▶ _Task to carry out_: Copy out the lines that have "Belgium" in them.

■ ■ ■ ■ ■

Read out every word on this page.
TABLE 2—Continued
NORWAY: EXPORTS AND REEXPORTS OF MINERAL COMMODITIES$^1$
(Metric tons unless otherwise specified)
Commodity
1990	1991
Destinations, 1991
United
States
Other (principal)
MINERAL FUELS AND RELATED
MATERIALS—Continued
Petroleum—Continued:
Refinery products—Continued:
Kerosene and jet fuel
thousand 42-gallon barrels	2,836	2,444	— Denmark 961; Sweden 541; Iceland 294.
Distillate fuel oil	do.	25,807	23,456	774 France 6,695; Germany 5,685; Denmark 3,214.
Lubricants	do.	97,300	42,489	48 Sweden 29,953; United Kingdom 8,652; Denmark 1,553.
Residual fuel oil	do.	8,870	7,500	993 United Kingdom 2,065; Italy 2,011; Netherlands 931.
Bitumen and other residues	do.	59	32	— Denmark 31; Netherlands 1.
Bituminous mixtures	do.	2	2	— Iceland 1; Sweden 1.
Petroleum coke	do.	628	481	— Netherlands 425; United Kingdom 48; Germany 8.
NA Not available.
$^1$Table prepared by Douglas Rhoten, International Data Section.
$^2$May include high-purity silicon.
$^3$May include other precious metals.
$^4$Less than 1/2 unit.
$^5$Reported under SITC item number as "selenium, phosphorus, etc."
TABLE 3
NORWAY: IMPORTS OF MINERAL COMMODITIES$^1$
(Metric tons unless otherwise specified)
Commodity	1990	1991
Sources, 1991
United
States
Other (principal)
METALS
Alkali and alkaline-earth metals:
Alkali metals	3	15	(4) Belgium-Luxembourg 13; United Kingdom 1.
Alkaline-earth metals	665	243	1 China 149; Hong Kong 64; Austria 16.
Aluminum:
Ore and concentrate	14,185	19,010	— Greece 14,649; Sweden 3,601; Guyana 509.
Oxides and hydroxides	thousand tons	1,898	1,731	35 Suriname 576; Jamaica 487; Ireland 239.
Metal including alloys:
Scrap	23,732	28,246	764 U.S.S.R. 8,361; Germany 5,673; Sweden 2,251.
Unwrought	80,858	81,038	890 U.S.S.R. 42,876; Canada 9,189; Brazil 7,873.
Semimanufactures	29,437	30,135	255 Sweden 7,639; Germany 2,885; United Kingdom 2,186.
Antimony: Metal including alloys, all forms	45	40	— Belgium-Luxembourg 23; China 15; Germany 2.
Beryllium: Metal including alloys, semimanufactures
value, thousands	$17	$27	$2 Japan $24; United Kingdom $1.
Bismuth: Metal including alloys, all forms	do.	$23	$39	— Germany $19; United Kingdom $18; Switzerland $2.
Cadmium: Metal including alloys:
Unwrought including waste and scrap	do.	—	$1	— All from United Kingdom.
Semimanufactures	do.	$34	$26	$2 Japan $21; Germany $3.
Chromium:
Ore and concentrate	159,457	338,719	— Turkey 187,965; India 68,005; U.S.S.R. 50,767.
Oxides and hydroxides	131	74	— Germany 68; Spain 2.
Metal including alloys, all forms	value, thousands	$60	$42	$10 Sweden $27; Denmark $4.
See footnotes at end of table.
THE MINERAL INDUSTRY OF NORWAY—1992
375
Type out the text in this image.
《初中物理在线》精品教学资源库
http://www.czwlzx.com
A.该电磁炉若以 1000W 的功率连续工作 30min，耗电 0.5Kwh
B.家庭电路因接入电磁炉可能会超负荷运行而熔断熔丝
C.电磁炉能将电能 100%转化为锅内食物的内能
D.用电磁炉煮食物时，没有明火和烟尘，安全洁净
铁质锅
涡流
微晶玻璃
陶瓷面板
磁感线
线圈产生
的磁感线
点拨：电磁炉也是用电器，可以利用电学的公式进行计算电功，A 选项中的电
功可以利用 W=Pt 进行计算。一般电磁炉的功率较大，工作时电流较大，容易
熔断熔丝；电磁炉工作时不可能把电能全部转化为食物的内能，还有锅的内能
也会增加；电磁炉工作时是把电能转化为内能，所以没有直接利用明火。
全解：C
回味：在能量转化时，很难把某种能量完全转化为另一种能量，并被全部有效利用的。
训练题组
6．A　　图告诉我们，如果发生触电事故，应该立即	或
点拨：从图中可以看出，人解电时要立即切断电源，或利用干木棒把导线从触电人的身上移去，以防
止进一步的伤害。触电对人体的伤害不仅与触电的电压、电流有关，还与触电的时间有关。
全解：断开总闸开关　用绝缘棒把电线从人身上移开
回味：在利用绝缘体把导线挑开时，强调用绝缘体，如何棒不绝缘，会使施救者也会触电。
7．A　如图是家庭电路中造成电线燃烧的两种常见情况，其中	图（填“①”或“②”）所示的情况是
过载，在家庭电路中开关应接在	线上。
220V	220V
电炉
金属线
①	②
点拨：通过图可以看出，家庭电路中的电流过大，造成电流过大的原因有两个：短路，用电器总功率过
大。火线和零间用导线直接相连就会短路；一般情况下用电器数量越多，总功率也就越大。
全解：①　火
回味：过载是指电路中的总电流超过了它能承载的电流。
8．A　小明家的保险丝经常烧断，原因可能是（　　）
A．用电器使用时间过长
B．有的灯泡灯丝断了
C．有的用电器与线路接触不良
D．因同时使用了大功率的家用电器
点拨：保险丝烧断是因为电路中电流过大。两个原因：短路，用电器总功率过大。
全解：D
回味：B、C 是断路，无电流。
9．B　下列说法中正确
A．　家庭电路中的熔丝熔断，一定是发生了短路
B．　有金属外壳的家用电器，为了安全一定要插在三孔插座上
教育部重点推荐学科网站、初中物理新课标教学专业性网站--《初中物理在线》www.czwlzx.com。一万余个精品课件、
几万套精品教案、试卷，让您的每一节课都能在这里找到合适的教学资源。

■ ■ ■ ■ ■

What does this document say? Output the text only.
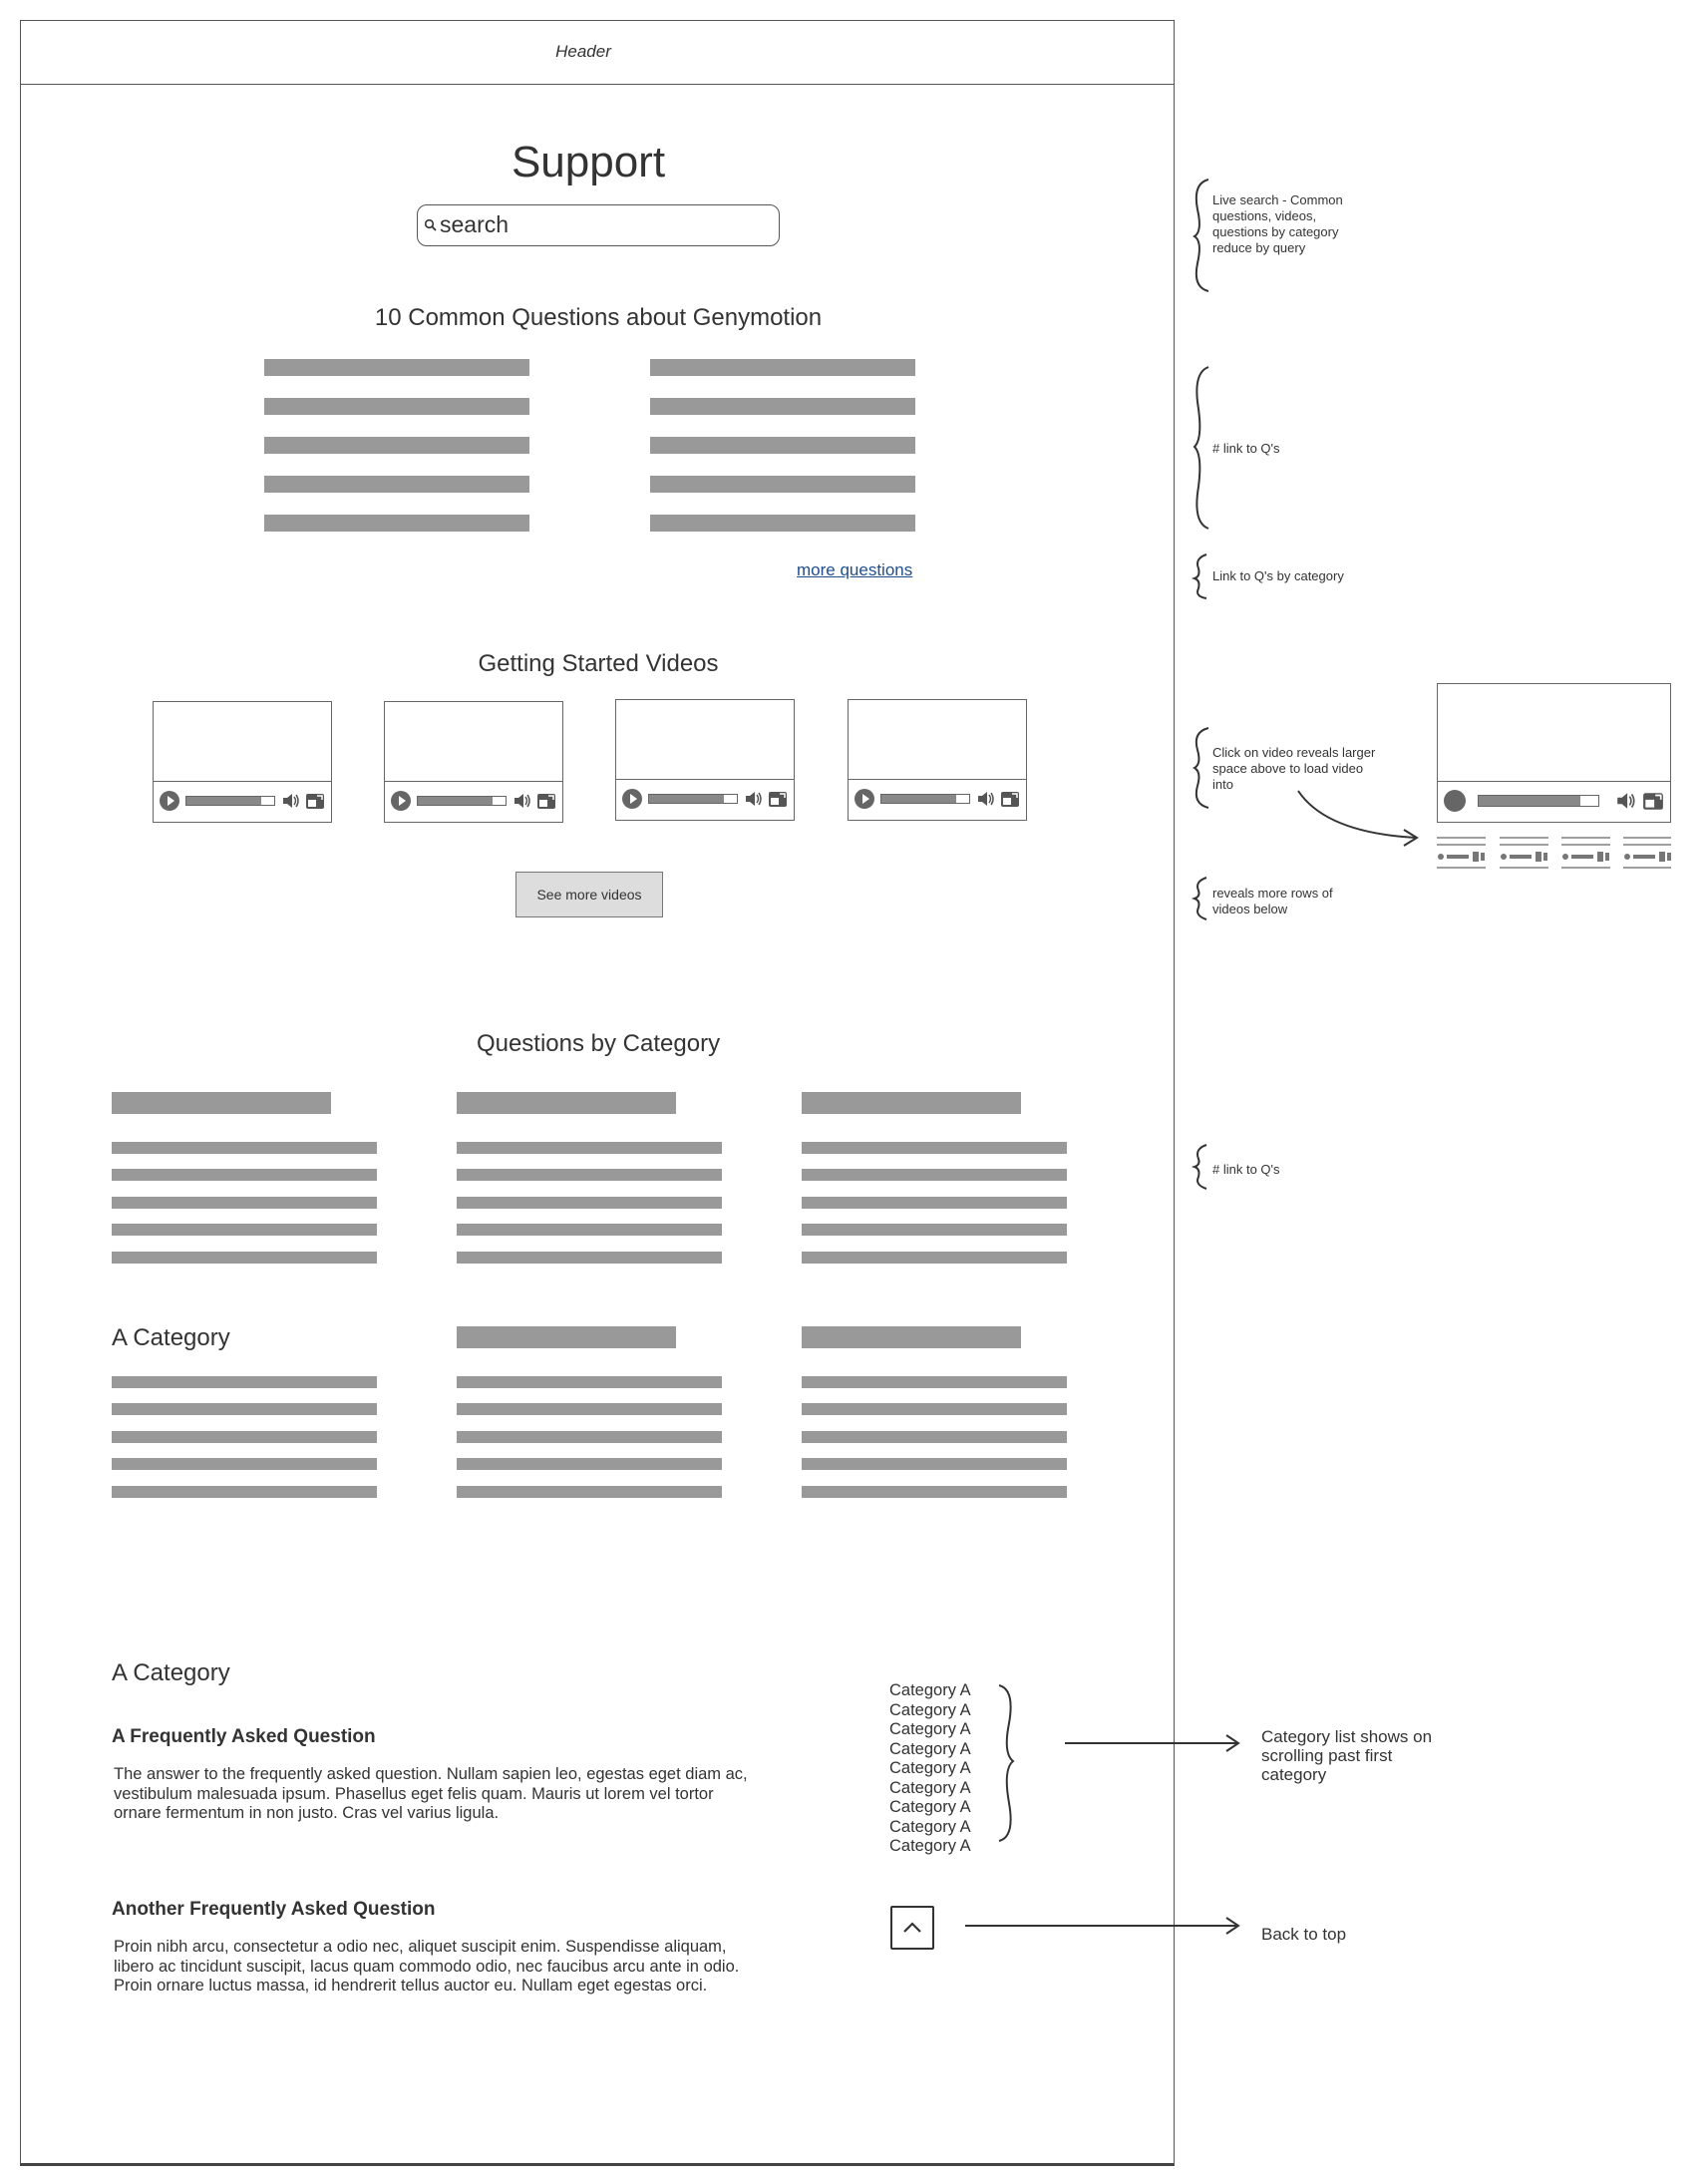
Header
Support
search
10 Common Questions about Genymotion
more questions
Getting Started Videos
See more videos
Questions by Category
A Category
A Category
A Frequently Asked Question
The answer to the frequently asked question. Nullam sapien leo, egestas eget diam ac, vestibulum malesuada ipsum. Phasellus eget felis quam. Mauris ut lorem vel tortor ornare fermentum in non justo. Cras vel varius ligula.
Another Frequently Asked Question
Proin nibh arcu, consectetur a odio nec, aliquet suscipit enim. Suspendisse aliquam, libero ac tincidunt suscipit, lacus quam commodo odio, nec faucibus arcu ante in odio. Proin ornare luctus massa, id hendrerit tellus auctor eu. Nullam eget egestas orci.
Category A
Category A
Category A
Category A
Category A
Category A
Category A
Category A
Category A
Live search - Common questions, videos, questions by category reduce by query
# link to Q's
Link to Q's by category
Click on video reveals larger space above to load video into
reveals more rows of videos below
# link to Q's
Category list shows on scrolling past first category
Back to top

■ ■ ■ ■ ■

▶ _Exercise output_:
Alkali metals	3	15	(4) Belgium-Luxembourg 13; United Kingdom 1.
Antimony: Metal including alloys, all forms	45	40	— Belgium-Luxembourg 23; China 15; Germany 2.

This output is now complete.